Stored data:
****************

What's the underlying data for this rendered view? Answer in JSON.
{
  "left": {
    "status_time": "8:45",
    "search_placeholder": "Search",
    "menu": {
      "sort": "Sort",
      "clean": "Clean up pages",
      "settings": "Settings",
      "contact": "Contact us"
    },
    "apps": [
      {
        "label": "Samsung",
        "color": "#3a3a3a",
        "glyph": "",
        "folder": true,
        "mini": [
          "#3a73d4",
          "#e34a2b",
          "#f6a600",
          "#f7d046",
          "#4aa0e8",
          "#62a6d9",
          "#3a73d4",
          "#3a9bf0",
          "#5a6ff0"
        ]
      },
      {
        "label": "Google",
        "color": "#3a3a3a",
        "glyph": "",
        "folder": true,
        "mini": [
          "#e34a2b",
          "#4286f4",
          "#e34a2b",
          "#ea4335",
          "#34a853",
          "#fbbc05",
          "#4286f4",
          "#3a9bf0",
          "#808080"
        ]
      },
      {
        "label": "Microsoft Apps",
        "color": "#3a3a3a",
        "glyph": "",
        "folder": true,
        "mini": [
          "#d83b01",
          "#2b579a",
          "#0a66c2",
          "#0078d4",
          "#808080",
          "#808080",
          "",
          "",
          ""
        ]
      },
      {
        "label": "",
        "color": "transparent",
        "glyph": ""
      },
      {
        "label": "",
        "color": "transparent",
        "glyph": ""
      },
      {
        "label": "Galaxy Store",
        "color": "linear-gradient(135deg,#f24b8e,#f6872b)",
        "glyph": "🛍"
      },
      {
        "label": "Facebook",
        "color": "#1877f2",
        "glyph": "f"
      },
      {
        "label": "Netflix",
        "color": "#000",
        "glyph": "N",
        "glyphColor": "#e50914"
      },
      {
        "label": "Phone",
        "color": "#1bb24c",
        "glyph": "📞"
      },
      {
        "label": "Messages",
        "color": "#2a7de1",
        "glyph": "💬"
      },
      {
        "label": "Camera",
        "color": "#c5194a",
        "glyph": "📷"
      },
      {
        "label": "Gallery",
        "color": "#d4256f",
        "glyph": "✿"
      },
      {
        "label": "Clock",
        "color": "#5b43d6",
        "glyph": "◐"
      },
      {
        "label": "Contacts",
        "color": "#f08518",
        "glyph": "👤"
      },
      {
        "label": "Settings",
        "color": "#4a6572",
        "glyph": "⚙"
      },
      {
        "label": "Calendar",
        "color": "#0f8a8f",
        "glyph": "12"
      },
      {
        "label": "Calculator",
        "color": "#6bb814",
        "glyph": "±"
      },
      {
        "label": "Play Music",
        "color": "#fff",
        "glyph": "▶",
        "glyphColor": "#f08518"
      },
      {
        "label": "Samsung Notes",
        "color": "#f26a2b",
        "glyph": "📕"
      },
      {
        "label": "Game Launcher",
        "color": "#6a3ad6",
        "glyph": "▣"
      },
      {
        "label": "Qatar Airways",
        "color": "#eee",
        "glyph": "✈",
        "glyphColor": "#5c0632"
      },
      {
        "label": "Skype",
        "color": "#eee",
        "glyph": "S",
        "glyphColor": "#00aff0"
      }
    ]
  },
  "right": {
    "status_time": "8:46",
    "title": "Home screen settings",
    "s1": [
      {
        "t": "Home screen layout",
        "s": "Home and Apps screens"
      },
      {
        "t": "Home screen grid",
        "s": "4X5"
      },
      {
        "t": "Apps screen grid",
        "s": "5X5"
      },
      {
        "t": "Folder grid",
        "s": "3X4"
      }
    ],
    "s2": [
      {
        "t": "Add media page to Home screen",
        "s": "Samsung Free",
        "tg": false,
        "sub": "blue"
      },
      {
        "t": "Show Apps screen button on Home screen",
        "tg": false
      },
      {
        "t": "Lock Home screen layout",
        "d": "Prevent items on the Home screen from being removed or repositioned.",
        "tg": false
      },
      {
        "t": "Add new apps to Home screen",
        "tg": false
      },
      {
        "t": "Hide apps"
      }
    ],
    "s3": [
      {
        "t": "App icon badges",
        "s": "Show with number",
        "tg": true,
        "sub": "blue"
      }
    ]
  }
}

****************

## CHALLENGE
All of the material above needs to be retyped word for word.

## EXERCISE ANSWER
What's the underlying data for this rendered view? Answer in JSON.
{
  "left": {
    "status_time": "8:45",
    "search_placeholder": "Search",
    "menu": {
      "sort": "Sort",
      "clean": "Clean up pages",
      "settings": "Settings",
      "contact": "Contact us"
    },
    "apps": [
      {
        "label": "Samsung",
        "color": "#3a3a3a",
        "glyph": "",
        "folder": true,
        "mini": [
          "#3a73d4",
          "#e34a2b",
          "#f6a600",
          "#f7d046",
          "#4aa0e8",
          "#62a6d9",
          "#3a73d4",
          "#3a9bf0",
          "#5a6ff0"
        ]
      },
      {
        "label": "Google",
        "color": "#3a3a3a",
        "glyph": "",
        "folder": true,
        "mini": [
          "#e34a2b",
          "#4286f4",
          "#e34a2b",
          "#ea4335",
          "#34a853",
          "#fbbc05",
          "#4286f4",
          "#3a9bf0",
          "#808080"
        ]
      },
      {
        "label": "Microsoft Apps",
        "color": "#3a3a3a",
        "glyph": "",
        "folder": true,
        "mini": [
          "#d83b01",
          "#2b579a",
          "#0a66c2",
          "#0078d4",
          "#808080",
          "#808080",
          "",
          "",
          ""
        ]
      },
      {
        "label": "",
        "color": "transparent",
        "glyph": ""
      },
      {
        "label": "",
        "color": "transparent",
        "glyph": ""
      },
      {
        "label": "Galaxy Store",
        "color": "linear-gradient(135deg,#f24b8e,#f6872b)",
        "glyph": "🛍"
      },
      {
        "label": "Facebook",
        "color": "#1877f2",
        "glyph": "f"
      },
      {
        "label": "Netflix",
        "color": "#000",
        "glyph": "N",
        "glyphColor": "#e50914"
      },
      {
        "label": "Phone",
        "color": "#1bb24c",
        "glyph": "📞"
      },
      {
        "label": "Messages",
        "color": "#2a7de1",
        "glyph": "💬"
      },
      {
        "label": "Camera",
        "color": "#c5194a",
        "glyph": "📷"
      },
      {
        "label": "Gallery",
        "color": "#d4256f",
        "glyph": "✿"
      },
      {
        "label": "Clock",
        "color": "#5b43d6",
        "glyph": "◐"
      },
      {
        "label": "Contacts",
        "color": "#f08518",
        "glyph": "👤"
      },
      {
        "label": "Settings",
        "color": "#4a6572",
        "glyph": "⚙"
      },
      {
        "label": "Calendar",
        "color": "#0f8a8f",
        "glyph": "12"
      },
      {
        "label": "Calculator",
        "color": "#6bb814",
        "glyph": "±"
      },
      {
        "label": "Play Music",
        "color": "#fff",
        "glyph": "▶",
        "glyphColor": "#f08518"
      },
      {
        "label": "Samsung Notes",
        "color": "#f26a2b",
        "glyph": "📕"
      },
      {
        "label": "Game Launcher",
        "color": "#6a3ad6",
        "glyph": "▣"
      },
      {
        "label": "Qatar Airways",
        "color": "#eee",
        "glyph": "✈",
        "glyphColor": "#5c0632"
      },
      {
        "label": "Skype",
        "color": "#eee",
        "glyph": "S",
        "glyphColor": "#00aff0"
      }
    ]
  },
  "right": {
    "status_time": "8:46",
    "title": "Home screen settings",
    "s1": [
      {
        "t": "Home screen layout",
        "s": "Home and Apps screens"
      },
      {
        "t": "Home screen grid",
        "s": "4X5"
      },
      {
        "t": "Apps screen grid",
        "s": "5X5"
      },
      {
        "t": "Folder grid",
        "s": "3X4"
      }
    ],
    "s2": [
      {
        "t": "Add media page to Home screen",
        "s": "Samsung Free",
        "tg": false,
        "sub": "blue"
      },
      {
        "t": "Show Apps screen button on Home screen",
        "tg": false
      },
      {
        "t": "Lock Home screen layout",
        "d": "Prevent items on the Home screen from being removed or repositioned.",
        "tg": false
      },
      {
        "t": "Add new apps to Home screen",
        "tg": false
      },
      {
        "t": "Hide apps"
      }
    ],
    "s3": [
      {
        "t": "App icon badges",
        "s": "Show with number",
        "tg": true,
        "sub": "blue"
      }
    ]
  }
}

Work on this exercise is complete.